=== Data supplied ===
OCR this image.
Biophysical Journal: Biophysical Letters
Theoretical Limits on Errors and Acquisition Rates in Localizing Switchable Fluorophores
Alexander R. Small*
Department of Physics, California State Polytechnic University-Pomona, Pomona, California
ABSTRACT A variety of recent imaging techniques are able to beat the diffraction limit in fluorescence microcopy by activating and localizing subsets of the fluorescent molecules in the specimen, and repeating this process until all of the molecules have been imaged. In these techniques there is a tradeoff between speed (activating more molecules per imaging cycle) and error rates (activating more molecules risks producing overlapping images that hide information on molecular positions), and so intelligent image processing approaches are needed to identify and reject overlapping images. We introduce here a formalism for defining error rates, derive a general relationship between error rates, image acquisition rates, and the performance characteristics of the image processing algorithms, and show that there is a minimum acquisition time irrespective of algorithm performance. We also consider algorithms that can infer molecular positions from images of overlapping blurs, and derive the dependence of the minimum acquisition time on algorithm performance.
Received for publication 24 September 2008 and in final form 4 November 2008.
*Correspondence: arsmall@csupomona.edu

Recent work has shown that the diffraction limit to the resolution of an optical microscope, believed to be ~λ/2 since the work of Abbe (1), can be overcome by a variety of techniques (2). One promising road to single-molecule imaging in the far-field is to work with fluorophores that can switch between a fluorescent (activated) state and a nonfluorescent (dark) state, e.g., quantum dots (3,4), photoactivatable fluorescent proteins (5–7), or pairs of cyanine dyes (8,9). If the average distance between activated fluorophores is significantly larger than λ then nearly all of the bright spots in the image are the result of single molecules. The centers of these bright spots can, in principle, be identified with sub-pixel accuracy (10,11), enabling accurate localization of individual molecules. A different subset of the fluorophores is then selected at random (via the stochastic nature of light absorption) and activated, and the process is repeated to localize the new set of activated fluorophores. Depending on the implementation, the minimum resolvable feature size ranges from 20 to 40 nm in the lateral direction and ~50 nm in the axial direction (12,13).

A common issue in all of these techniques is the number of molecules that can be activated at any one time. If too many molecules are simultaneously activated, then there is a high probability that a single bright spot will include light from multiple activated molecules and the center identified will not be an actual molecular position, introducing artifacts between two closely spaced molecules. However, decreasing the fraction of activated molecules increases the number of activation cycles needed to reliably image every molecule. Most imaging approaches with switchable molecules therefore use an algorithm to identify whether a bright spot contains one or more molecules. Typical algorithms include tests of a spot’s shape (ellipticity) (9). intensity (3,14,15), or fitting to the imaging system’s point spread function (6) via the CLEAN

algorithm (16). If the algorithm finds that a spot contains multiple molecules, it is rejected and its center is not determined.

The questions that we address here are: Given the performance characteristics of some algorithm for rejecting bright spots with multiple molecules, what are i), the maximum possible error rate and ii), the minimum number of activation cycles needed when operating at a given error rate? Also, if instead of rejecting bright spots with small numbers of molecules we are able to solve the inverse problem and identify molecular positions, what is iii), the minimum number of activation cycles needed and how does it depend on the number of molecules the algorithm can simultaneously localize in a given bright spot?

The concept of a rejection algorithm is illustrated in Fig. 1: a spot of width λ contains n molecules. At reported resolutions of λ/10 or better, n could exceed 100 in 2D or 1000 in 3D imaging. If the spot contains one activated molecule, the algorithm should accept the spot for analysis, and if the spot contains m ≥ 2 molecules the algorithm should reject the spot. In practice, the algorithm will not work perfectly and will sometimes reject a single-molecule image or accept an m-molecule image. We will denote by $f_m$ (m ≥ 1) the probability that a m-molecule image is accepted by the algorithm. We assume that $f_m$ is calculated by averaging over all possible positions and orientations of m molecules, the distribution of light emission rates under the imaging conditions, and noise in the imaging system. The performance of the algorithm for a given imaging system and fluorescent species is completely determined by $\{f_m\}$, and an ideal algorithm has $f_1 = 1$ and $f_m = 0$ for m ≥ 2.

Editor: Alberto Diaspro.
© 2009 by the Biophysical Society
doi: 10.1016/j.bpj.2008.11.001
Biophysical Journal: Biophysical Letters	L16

=== Exercise requirements ===
Set down each entry from above once more, exactly as written.

=== Written response ===
OCR this image.
Biophysical Journal: Biophysical Letters
Theoretical Limits on Errors and Acquisition Rates in Localizing Switchable Fluorophores
Alexander R. Small*
Department of Physics, California State Polytechnic University-Pomona, Pomona, California
ABSTRACT A variety of recent imaging techniques are able to beat the diffraction limit in fluorescence microcopy by activating and localizing subsets of the fluorescent molecules in the specimen, and repeating this process until all of the molecules have been imaged. In these techniques there is a tradeoff between speed (activating more molecules per imaging cycle) and error rates (activating more molecules risks producing overlapping images that hide information on molecular positions), and so intelligent image processing approaches are needed to identify and reject overlapping images. We introduce here a formalism for defining error rates, derive a general relationship between error rates, image acquisition rates, and the performance characteristics of the image processing algorithms, and show that there is a minimum acquisition time irrespective of algorithm performance. We also consider algorithms that can infer molecular positions from images of overlapping blurs, and derive the dependence of the minimum acquisition time on algorithm performance.
Received for publication 24 September 2008 and in final form 4 November 2008.
*Correspondence: arsmall@csupomona.edu

Recent work has shown that the diffraction limit to the resolution of an optical microscope, believed to be ~λ/2 since the work of Abbe (1), can be overcome by a variety of techniques (2). One promising road to single-molecule imaging in the far-field is to work with fluorophores that can switch between a fluorescent (activated) state and a nonfluorescent (dark) state, e.g., quantum dots (3,4), photoactivatable fluorescent proteins (5–7), or pairs of cyanine dyes (8,9). If the average distance between activated fluorophores is significantly larger than λ then nearly all of the bright spots in the image are the result of single molecules. The centers of these bright spots can, in principle, be identified with sub-pixel accuracy (10,11), enabling accurate localization of individual molecules. A different subset of the fluorophores is then selected at random (via the stochastic nature of light absorption) and activated, and the process is repeated to localize the new set of activated fluorophores. Depending on the implementation, the minimum resolvable feature size ranges from 20 to 40 nm in the lateral direction and ~50 nm in the axial direction (12,13).

A common issue in all of these techniques is the number of molecules that can be activated at any one time. If too many molecules are simultaneously activated, then there is a high probability that a single bright spot will include light from multiple activated molecules and the center identified will not be an actual molecular position, introducing artifacts between two closely spaced molecules. However, decreasing the fraction of activated molecules increases the number of activation cycles needed to reliably image every molecule. Most imaging approaches with switchable molecules therefore use an algorithm to identify whether a bright spot contains one or more molecules. Typical algorithms include tests of a spot’s shape (ellipticity) (9). intensity (3,14,15), or fitting to the imaging system’s point spread function (6) via the CLEAN

algorithm (16). If the algorithm finds that a spot contains multiple molecules, it is rejected and its center is not determined.

The questions that we address here are: Given the performance characteristics of some algorithm for rejecting bright spots with multiple molecules, what are i), the maximum possible error rate and ii), the minimum number of activation cycles needed when operating at a given error rate? Also, if instead of rejecting bright spots with small numbers of molecules we are able to solve the inverse problem and identify molecular positions, what is iii), the minimum number of activation cycles needed and how does it depend on the number of molecules the algorithm can simultaneously localize in a given bright spot?

The concept of a rejection algorithm is illustrated in Fig. 1: a spot of width λ contains n molecules. At reported resolutions of λ/10 or better, n could exceed 100 in 2D or 1000 in 3D imaging. If the spot contains one activated molecule, the algorithm should accept the spot for analysis, and if the spot contains m ≥ 2 molecules the algorithm should reject the spot. In practice, the algorithm will not work perfectly and will sometimes reject a single-molecule image or accept an m-molecule image. We will denote by $f_m$ (m ≥ 1) the probability that a m-molecule image is accepted by the algorithm. We assume that $f_m$ is calculated by averaging over all possible positions and orientations of m molecules, the distribution of light emission rates under the imaging conditions, and noise in the imaging system. The performance of the algorithm for a given imaging system and fluorescent species is completely determined by $\{f_m\}$, and an ideal algorithm has $f_1 = 1$ and $f_m = 0$ for m ≥ 2.

Editor: Alberto Diaspro.
© 2009 by the Biophysical Society
doi: 10.1016/j.bpj.2008.11.001
Biophysical Journal: Biophysical Letters	L16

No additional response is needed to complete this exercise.